• _Set problem_
Return exactly the lines from the one containing "Give me a plain-text" through the last line of the records below, both included, and leave out any pictures.
»»
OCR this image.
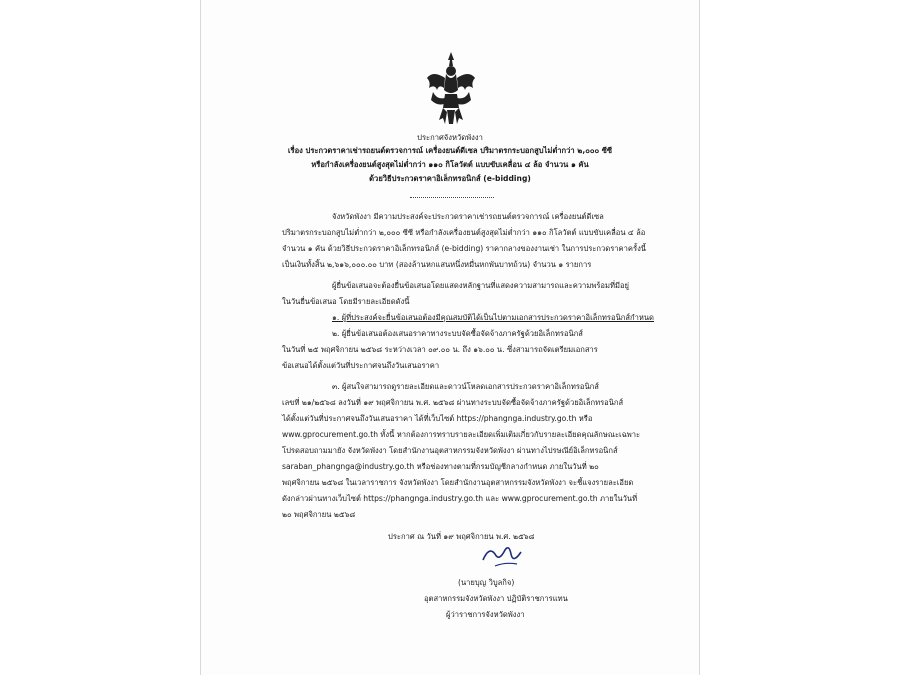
ประกาศจังหวัดพังงา
เรื่อง ประกวดราคาเช่ารถยนต์ตรวจการณ์ เครื่องยนต์ดีเซล ปริมาตรกระบอกสูบไม่ต่ำกว่า ๒,๐๐๐ ซีซี
หรือกำลังเครื่องยนต์สูงสุดไม่ต่ำกว่า ๑๑๐ กิโลวัตต์ แบบขับเคลื่อน ๔ ล้อ จำนวน ๑ คัน
ด้วยวิธีประกวดราคาอิเล็กทรอนิกส์ (e-bidding)
จังหวัดพังงา มีความประสงค์จะประกวดราคาเช่ารถยนต์ตรวจการณ์ เครื่องยนต์ดีเซล
ปริมาตรกระบอกสูบไม่ต่ำกว่า ๒,๐๐๐ ซีซี หรือกำลังเครื่องยนต์สูงสุดไม่ต่ำกว่า ๑๑๐ กิโลวัตต์ แบบขับเคลื่อน ๔ ล้อ
จำนวน ๑ คัน ด้วยวิธีประกวดราคาอิเล็กทรอนิกส์ (e-bidding) ราคากลางของงานเช่า ในการประกวดราคาครั้งนี้
เป็นเงินทั้งสิ้น ๒,๖๑๖,๐๐๐.๐๐ บาท (สองล้านหกแสนหนึ่งหมื่นหกพันบาทถ้วน) จำนวน ๑ รายการ
ผู้ยื่นข้อเสนอจะต้องยื่นข้อเสนอโดยแสดงหลักฐานที่แสดงความสามารถและความพร้อมที่มีอยู่
ในวันยื่นข้อเสนอ โดยมีรายละเอียดดังนี้
๑. ผู้ที่ประสงค์จะยื่นข้อเสนอต้องมีคุณสมบัติได้เป็นไปตามเอกสารประกวดราคาอิเล็กทรอนิกส์กำหนด
๒. ผู้ยื่นข้อเสนอต้องเสนอราคาทางระบบจัดซื้อจัดจ้างภาครัฐด้วยอิเล็กทรอนิกส์
ในวันที่ ๒๕ พฤศจิกายน ๒๕๖๘ ระหว่างเวลา ๐๙.๐๐ น. ถึง ๑๖.๐๐ น. ซึ่งสามารถจัดเตรียมเอกสาร
ข้อเสนอได้ตั้งแต่วันที่ประกาศจนถึงวันเสนอราคา
๓. ผู้สนใจสามารถดูรายละเอียดและดาวน์โหลดเอกสารประกวดราคาอิเล็กทรอนิกส์
เลขที่ ๒๑/๒๕๖๘ ลงวันที่ ๑๙ พฤศจิกายน พ.ศ. ๒๕๖๘ ผ่านทางระบบจัดซื้อจัดจ้างภาครัฐด้วยอิเล็กทรอนิกส์
ได้ตั้งแต่วันที่ประกาศจนถึงวันเสนอราคา ได้ที่เว็บไซต์ https://phangnga.industry.go.th หรือ
www.gprocurement.go.th ทั้งนี้ หากต้องการทราบรายละเอียดเพิ่มเติมเกี่ยวกับรายละเอียดคุณลักษณะเฉพาะ
โปรดสอบถามมายัง จังหวัดพังงา โดยสำนักงานอุตสาหกรรมจังหวัดพังงา ผ่านทางไปรษณีย์อิเล็กทรอนิกส์
saraban_phangnga@industry.go.th หรือช่องทางตามที่กรมบัญชีกลางกำหนด ภายในวันที่ ๒๐
พฤศจิกายน ๒๕๖๘ ในเวลาราชการ จังหวัดพังงา โดยสำนักงานอุตสาหกรรมจังหวัดพังงา จะชี้แจงรายละเอียด
ดังกล่าวผ่านทางเว็บไซต์ https://phangnga.industry.go.th และ www.gprocurement.go.th ภายในวันที่
๒๐ พฤศจิกายน ๒๕๖๘
ประกาศ ณ วันที่ ๑๙ พฤศจิกายน พ.ศ. ๒๕๖๘
(นายบุญ วิบูลกิจ)
อุตสาหกรรมจังหวัดพังงา ปฏิบัติราชการแทน
ผู้ว่าราชการจังหวัดพังงา
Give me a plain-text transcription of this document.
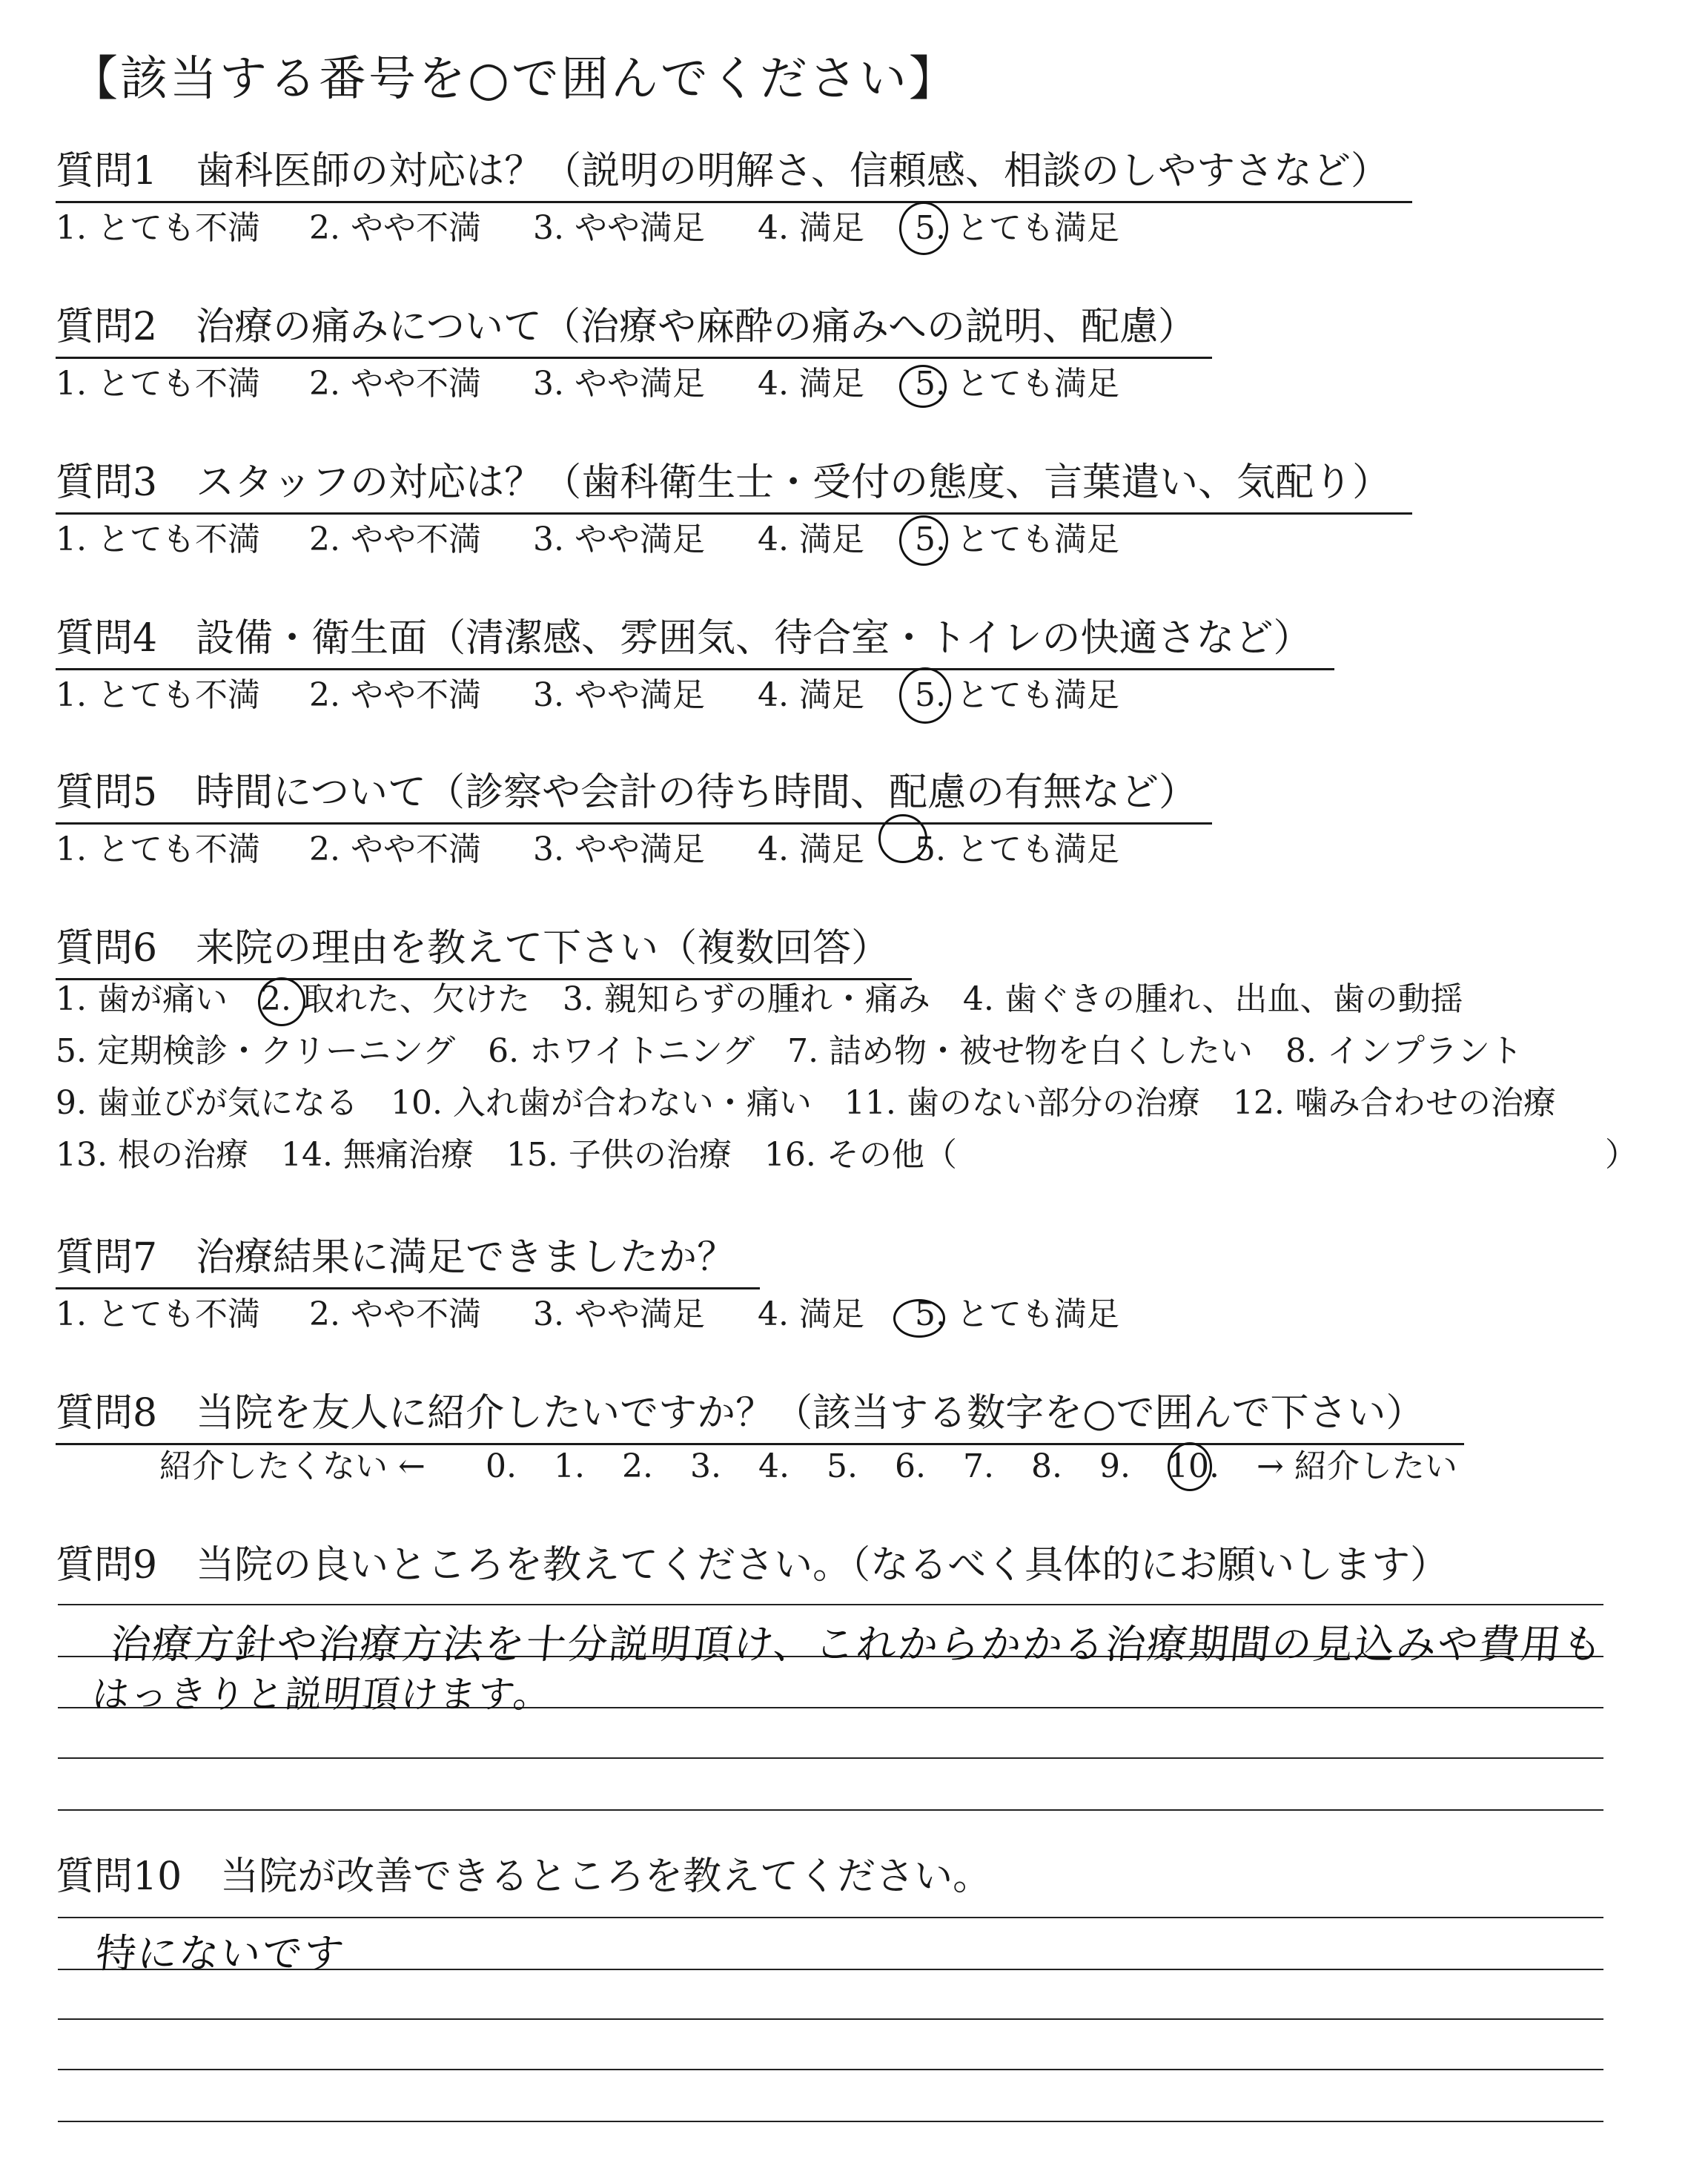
【該当する番号を○で囲んでください】
質問1　歯科医師の対応は？（説明の明解さ、信頼感、相談のしやすさなど）
1. とても不満 2. やや不満 3. やや満足 4. 満足 5. とても満足
質問2　治療の痛みについて（治療や麻酔の痛みへの説明、配慮）
1. とても不満 2. やや不満 3. やや満足 4. 満足 5. とても満足
質問3　スタッフの対応は？（歯科衛生士・受付の態度、言葉遣い、気配り）
1. とても不満 2. やや不満 3. やや満足 4. 満足 5. とても満足
質問4　設備・衛生面（清潔感、雰囲気、待合室・トイレの快適さなど）
1. とても不満 2. やや不満 3. やや満足 4. 満足 5. とても満足
質問5　時間について（診察や会計の待ち時間、配慮の有無など）
1. とても不満 2. やや不満 3. やや満足 4. 満足 5. とても満足
質問6　来院の理由を教えて下さい（複数回答）
1. 歯が痛い　2. 取れた、欠けた　3. 親知らずの腫れ・痛み　4. 歯ぐきの腫れ、出血、歯の動揺
5. 定期検診・クリーニング　6. ホワイトニング　7. 詰め物・被せ物を白くしたい　8. インプラント
9. 歯並びが気になる　10. 入れ歯が合わない・痛い　11. 歯のない部分の治療　12. 噛み合わせの治療
13. 根の治療　14. 無痛治療　15. 子供の治療　16. その他（	）
質問7　治療結果に満足できましたか？
1. とても不満 2. やや不満 3. やや満足 4. 満足 5. とても満足
質問8　当院を友人に紹介したいですか？（該当する数字を○で囲んで下さい）
紹介したくない ← 0. 1. 2. 3. 4. 5. 6. 7. 8. 9. 10. → 紹介したい
質問9　当院の良いところを教えてください。（なるべく具体的にお願いします）
治療方針や治療方法を十分説明頂け、これからかかる治療期間の見込みや費用も
はっきりと説明頂けます。
質問10　当院が改善できるところを教えてください。
特にないです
««
• _Answer to the exercise_
Give me a plain-text transcription of this document.
【該当する番号を○で囲んでください】
質問1　歯科医師の対応は？（説明の明解さ、信頼感、相談のしやすさなど）
1. とても不満 2. やや不満 3. やや満足 4. 満足 5. とても満足
質問2　治療の痛みについて（治療や麻酔の痛みへの説明、配慮）
1. とても不満 2. やや不満 3. やや満足 4. 満足 5. とても満足
質問3　スタッフの対応は？（歯科衛生士・受付の態度、言葉遣い、気配り）
1. とても不満 2. やや不満 3. やや満足 4. 満足 5. とても満足
質問4　設備・衛生面（清潔感、雰囲気、待合室・トイレの快適さなど）
1. とても不満 2. やや不満 3. やや満足 4. 満足 5. とても満足
質問5　時間について（診察や会計の待ち時間、配慮の有無など）
1. とても不満 2. やや不満 3. やや満足 4. 満足 5. とても満足
質問6　来院の理由を教えて下さい（複数回答）
1. 歯が痛い　2. 取れた、欠けた　3. 親知らずの腫れ・痛み　4. 歯ぐきの腫れ、出血、歯の動揺
5. 定期検診・クリーニング　6. ホワイトニング　7. 詰め物・被せ物を白くしたい　8. インプラント
9. 歯並びが気になる　10. 入れ歯が合わない・痛い　11. 歯のない部分の治療　12. 噛み合わせの治療
13. 根の治療　14. 無痛治療　15. 子供の治療　16. その他（	）
質問7　治療結果に満足できましたか？
1. とても不満 2. やや不満 3. やや満足 4. 満足 5. とても満足
質問8　当院を友人に紹介したいですか？（該当する数字を○で囲んで下さい）
紹介したくない ← 0. 1. 2. 3. 4. 5. 6. 7. 8. 9. 10. → 紹介したい
質問9　当院の良いところを教えてください。（なるべく具体的にお願いします）
治療方針や治療方法を十分説明頂け、これからかかる治療期間の見込みや費用も
はっきりと説明頂けます。
質問10　当院が改善できるところを教えてください。
特にないです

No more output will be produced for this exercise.